# Material shown start

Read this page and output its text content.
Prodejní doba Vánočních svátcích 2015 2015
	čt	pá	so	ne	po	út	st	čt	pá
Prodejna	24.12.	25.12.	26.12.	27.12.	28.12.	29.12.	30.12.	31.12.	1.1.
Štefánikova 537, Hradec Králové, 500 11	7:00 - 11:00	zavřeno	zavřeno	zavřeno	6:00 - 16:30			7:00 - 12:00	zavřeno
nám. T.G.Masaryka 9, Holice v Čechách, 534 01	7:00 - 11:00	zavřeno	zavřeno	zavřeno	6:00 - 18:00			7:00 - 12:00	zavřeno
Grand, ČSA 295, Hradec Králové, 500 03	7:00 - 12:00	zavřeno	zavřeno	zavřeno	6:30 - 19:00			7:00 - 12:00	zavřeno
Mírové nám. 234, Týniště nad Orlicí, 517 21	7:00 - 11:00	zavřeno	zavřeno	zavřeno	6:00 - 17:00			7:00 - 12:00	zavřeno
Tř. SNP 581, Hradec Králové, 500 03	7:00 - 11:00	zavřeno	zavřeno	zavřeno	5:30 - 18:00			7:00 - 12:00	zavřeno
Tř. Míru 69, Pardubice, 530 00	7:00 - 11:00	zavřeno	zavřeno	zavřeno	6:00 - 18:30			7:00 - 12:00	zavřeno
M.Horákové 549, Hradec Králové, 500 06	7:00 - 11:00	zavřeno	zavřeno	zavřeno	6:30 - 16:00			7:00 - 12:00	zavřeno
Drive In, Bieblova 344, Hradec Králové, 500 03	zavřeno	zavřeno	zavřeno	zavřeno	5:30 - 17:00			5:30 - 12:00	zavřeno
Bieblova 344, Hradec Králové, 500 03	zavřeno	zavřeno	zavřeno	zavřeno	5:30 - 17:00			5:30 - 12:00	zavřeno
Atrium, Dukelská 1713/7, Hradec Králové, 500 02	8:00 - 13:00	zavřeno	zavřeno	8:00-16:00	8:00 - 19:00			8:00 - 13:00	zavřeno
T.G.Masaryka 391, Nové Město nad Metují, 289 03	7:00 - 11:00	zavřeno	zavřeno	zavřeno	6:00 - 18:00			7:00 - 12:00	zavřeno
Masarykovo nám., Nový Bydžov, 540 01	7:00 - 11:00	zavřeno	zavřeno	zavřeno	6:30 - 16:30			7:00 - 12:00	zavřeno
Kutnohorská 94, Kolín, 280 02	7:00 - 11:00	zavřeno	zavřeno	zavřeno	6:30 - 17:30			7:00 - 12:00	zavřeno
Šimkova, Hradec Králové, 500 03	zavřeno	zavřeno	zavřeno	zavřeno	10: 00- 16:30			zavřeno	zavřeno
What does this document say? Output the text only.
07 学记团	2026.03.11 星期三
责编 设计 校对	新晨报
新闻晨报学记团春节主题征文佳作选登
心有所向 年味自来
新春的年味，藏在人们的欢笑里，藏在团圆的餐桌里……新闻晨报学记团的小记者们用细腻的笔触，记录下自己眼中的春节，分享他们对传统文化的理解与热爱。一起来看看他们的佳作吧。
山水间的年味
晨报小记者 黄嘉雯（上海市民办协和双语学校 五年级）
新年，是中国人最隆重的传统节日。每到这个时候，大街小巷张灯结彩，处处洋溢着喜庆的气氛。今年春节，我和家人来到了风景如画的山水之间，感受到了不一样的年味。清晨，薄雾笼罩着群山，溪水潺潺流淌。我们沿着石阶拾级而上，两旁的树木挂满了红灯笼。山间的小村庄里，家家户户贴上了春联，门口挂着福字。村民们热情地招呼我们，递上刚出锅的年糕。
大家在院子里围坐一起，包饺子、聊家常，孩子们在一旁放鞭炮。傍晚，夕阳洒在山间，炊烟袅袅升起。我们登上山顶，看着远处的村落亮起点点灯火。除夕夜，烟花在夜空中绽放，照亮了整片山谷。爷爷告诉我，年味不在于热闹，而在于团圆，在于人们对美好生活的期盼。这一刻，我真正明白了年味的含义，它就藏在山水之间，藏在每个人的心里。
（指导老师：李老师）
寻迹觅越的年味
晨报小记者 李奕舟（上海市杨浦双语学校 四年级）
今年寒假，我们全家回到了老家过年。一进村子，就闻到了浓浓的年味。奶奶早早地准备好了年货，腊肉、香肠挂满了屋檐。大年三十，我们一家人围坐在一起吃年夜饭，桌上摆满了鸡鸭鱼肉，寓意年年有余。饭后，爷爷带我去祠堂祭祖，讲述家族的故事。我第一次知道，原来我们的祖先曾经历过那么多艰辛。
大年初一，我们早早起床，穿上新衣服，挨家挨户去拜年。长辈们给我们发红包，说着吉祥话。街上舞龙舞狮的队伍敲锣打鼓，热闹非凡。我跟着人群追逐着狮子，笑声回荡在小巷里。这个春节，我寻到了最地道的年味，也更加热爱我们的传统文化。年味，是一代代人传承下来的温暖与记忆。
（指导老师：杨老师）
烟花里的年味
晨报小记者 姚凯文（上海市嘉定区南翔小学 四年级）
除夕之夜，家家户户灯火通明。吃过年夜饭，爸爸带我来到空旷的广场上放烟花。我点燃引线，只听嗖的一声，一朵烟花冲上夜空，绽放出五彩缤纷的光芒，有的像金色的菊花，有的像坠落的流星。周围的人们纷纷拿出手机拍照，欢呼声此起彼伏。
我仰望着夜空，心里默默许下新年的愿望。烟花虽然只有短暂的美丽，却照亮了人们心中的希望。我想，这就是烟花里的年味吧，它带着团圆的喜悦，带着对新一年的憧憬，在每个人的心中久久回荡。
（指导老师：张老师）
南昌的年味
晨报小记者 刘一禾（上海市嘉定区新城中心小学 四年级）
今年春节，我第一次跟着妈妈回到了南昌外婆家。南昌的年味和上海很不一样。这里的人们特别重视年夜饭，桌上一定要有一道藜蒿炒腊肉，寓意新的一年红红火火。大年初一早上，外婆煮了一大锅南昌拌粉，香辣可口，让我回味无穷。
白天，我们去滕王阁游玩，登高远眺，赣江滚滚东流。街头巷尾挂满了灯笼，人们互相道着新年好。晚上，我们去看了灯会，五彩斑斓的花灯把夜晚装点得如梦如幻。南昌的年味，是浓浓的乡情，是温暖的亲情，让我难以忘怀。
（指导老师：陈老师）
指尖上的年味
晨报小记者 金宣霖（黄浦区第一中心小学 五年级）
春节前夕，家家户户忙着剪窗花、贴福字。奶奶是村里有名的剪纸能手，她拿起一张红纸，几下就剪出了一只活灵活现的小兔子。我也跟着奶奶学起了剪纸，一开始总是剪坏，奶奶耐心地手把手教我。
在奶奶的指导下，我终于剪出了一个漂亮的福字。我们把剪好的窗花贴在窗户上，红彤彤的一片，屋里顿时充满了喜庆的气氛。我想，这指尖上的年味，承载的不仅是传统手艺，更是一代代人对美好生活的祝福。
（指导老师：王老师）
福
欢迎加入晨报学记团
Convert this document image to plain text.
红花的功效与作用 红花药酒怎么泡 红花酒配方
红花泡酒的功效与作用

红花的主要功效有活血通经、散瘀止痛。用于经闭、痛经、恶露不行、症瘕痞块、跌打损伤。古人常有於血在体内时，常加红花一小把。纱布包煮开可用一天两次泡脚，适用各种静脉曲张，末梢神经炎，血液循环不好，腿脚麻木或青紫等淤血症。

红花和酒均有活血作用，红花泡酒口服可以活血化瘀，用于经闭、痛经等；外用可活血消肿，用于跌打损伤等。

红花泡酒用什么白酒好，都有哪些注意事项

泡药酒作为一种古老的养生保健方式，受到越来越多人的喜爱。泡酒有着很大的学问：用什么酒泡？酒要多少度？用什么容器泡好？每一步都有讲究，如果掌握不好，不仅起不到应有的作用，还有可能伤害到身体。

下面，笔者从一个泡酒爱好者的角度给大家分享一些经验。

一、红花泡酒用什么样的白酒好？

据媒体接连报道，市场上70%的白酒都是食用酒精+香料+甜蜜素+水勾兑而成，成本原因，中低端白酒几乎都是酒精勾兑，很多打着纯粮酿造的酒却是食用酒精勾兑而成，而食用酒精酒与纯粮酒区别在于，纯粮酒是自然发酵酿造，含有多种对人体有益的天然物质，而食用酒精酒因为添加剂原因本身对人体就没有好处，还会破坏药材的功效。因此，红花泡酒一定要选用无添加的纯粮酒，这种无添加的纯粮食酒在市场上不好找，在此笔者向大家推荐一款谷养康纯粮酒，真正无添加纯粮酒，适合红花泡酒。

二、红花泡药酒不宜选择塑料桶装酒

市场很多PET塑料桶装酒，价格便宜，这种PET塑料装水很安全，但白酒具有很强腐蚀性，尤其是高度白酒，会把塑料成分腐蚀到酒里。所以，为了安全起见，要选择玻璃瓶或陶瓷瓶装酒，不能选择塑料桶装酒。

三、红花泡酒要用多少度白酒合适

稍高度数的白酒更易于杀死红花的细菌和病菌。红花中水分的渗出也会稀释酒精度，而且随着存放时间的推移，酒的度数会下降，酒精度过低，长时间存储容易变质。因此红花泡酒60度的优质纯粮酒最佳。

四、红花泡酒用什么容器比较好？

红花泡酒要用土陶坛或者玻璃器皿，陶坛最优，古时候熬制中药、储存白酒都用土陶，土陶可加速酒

# Material shown end

**Task directions:**
Give exactly the lines from the one with "Convert this document image to plain text." to the end of the entries, nothing before them.

**Output of the task:**
Convert this document image to plain text.
红花的功效与作用 红花药酒怎么泡 红花酒配方
红花泡酒的功效与作用

红花的主要功效有活血通经、散瘀止痛。用于经闭、痛经、恶露不行、症瘕痞块、跌打损伤。古人常有於血在体内时，常加红花一小把。纱布包煮开可用一天两次泡脚，适用各种静脉曲张，末梢神经炎，血液循环不好，腿脚麻木或青紫等淤血症。

红花和酒均有活血作用，红花泡酒口服可以活血化瘀，用于经闭、痛经等；外用可活血消肿，用于跌打损伤等。

红花泡酒用什么白酒好，都有哪些注意事项

泡药酒作为一种古老的养生保健方式，受到越来越多人的喜爱。泡酒有着很大的学问：用什么酒泡？酒要多少度？用什么容器泡好？每一步都有讲究，如果掌握不好，不仅起不到应有的作用，还有可能伤害到身体。

下面，笔者从一个泡酒爱好者的角度给大家分享一些经验。

一、红花泡酒用什么样的白酒好？

据媒体接连报道，市场上70%的白酒都是食用酒精+香料+甜蜜素+水勾兑而成，成本原因，中低端白酒几乎都是酒精勾兑，很多打着纯粮酿造的酒却是食用酒精勾兑而成，而食用酒精酒与纯粮酒区别在于，纯粮酒是自然发酵酿造，含有多种对人体有益的天然物质，而食用酒精酒因为添加剂原因本身对人体就没有好处，还会破坏药材的功效。因此，红花泡酒一定要选用无添加的纯粮酒，这种无添加的纯粮食酒在市场上不好找，在此笔者向大家推荐一款谷养康纯粮酒，真正无添加纯粮酒，适合红花泡酒。

二、红花泡药酒不宜选择塑料桶装酒

市场很多PET塑料桶装酒，价格便宜，这种PET塑料装水很安全，但白酒具有很强腐蚀性，尤其是高度白酒，会把塑料成分腐蚀到酒里。所以，为了安全起见，要选择玻璃瓶或陶瓷瓶装酒，不能选择塑料桶装酒。

三、红花泡酒要用多少度白酒合适

稍高度数的白酒更易于杀死红花的细菌和病菌。红花中水分的渗出也会稀释酒精度，而且随着存放时间的推移，酒的度数会下降，酒精度过低，长时间存储容易变质。因此红花泡酒60度的优质纯粮酒最佳。

四、红花泡酒用什么容器比较好？

红花泡酒要用土陶坛或者玻璃器皿，陶坛最优，古时候熬制中药、储存白酒都用土陶，土陶可加速酒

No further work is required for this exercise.